[PROBLEM TO SOLVE]: Collect the lines of the entries where "value" shows up.

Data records
________________________

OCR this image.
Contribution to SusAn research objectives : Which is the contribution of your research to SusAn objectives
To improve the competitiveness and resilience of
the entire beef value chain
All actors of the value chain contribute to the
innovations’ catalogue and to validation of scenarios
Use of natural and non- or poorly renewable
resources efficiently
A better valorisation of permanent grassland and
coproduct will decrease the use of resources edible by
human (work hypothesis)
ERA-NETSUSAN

________________________

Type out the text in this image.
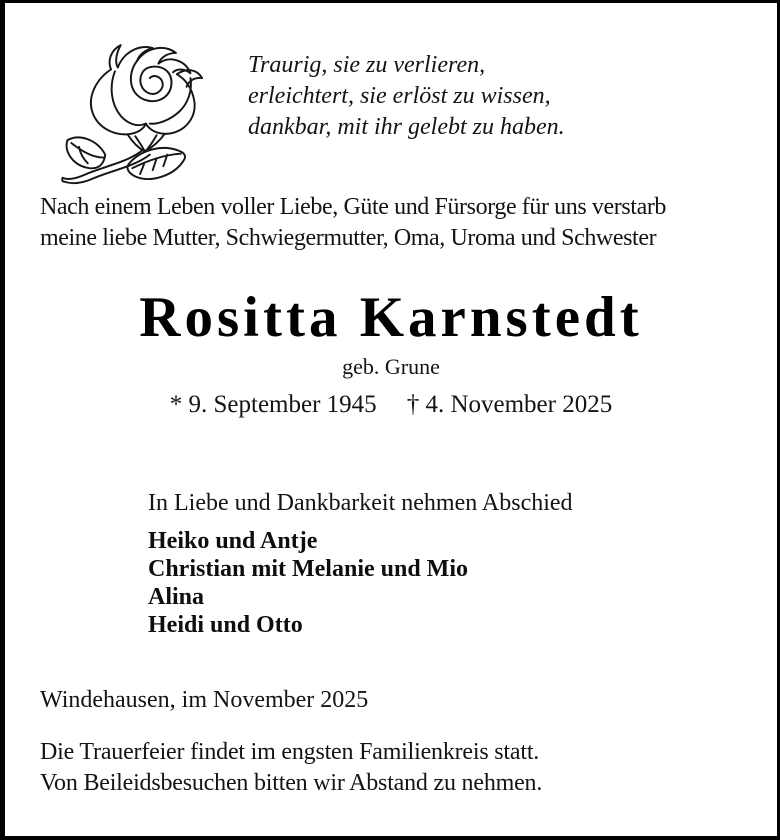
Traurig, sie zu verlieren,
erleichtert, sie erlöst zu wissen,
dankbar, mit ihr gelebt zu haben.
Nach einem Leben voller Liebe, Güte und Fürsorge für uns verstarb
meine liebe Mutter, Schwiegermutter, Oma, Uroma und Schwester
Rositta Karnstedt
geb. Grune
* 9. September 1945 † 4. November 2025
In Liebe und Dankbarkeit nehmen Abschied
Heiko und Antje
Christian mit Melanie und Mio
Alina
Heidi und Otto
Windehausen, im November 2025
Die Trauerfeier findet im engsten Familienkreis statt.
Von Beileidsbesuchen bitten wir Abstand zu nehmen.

________________________

[ANSWER TO THE PROBLEM]:
the entire beef value chain
All actors of the value chain contribute to the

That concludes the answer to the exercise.